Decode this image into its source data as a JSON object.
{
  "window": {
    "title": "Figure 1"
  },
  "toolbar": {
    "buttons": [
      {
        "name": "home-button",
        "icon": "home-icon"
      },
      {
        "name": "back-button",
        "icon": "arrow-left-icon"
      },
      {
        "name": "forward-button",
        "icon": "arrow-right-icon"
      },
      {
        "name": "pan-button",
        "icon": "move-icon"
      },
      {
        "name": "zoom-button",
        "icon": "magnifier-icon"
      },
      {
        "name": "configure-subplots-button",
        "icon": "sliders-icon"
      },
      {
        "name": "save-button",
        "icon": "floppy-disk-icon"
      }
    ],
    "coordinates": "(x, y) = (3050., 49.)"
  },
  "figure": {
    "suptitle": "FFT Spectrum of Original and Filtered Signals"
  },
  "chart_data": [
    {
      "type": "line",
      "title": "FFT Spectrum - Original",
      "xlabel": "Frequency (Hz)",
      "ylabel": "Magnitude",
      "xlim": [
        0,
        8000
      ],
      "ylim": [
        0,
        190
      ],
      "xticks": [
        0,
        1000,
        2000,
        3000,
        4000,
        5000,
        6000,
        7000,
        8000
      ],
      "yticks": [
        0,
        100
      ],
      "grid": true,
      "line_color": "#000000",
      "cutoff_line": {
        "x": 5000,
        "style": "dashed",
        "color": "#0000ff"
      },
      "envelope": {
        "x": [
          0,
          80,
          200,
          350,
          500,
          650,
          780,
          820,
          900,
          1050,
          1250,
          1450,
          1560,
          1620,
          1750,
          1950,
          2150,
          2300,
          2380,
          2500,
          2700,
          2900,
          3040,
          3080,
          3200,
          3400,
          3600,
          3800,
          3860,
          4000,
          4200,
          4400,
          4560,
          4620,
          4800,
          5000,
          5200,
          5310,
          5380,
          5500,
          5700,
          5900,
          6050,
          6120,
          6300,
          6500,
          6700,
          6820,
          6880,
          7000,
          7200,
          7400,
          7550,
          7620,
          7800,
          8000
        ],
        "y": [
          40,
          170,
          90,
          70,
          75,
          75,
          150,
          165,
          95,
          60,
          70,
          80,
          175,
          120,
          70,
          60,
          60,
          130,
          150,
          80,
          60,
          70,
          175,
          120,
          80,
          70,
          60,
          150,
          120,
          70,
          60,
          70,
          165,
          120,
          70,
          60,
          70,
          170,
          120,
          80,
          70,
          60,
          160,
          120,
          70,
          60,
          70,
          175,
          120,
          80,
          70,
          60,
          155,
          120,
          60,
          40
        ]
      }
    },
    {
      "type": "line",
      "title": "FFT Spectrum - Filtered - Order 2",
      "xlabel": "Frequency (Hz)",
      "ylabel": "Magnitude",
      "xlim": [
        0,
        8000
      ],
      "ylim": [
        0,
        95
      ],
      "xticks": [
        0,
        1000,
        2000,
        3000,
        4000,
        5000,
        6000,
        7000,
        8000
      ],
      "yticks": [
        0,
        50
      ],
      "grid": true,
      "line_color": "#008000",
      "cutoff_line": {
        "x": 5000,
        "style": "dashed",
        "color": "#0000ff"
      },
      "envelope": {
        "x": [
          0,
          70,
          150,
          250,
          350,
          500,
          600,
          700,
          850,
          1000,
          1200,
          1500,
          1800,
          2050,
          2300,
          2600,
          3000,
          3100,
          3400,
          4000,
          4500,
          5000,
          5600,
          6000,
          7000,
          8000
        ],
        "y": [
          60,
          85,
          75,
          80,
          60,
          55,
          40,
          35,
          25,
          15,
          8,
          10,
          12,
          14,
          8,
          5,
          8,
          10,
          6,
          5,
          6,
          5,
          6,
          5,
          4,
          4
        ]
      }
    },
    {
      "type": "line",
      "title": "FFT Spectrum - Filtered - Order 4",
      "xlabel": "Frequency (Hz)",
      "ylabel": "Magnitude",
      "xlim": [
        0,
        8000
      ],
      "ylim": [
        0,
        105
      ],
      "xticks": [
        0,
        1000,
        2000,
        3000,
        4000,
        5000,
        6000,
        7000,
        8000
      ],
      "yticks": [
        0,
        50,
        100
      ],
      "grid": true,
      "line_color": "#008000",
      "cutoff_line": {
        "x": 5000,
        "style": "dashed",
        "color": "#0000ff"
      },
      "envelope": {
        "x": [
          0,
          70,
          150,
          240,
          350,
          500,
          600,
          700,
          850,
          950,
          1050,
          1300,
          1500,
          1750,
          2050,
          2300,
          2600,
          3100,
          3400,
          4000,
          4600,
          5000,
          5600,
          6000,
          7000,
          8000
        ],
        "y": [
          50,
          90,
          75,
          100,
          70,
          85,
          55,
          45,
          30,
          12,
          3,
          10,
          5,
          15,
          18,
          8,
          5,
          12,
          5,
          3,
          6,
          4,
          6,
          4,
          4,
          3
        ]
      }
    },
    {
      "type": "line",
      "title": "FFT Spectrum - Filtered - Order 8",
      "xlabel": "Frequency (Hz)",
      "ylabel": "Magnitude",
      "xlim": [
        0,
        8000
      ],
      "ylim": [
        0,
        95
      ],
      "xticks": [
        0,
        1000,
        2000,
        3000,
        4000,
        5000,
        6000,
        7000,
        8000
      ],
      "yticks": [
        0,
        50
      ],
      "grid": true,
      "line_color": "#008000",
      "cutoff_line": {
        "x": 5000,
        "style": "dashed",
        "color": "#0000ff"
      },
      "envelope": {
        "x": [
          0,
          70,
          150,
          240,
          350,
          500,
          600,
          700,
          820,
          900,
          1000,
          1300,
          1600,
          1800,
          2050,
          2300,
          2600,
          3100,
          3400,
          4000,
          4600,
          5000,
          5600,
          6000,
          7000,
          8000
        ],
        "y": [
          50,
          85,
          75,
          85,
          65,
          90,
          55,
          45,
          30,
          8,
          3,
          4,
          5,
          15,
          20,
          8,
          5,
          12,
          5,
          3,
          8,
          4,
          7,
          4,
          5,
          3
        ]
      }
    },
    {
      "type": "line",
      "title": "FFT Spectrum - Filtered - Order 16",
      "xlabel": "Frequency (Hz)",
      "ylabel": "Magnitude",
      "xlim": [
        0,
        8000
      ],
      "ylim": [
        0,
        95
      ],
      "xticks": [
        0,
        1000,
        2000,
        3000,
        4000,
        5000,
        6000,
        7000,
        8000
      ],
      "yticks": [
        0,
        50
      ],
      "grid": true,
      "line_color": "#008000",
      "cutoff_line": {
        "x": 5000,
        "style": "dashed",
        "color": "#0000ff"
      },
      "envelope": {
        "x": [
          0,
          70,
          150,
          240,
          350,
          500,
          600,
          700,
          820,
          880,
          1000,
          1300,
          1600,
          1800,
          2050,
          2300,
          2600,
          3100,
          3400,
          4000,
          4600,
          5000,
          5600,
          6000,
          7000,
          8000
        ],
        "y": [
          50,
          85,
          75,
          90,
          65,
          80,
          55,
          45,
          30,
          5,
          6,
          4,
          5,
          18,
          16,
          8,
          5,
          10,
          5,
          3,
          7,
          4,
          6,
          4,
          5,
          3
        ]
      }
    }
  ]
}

* Instructions to follow:
Say how many lines in the records above hold "icon", and give no other text.

* Answer in full:
7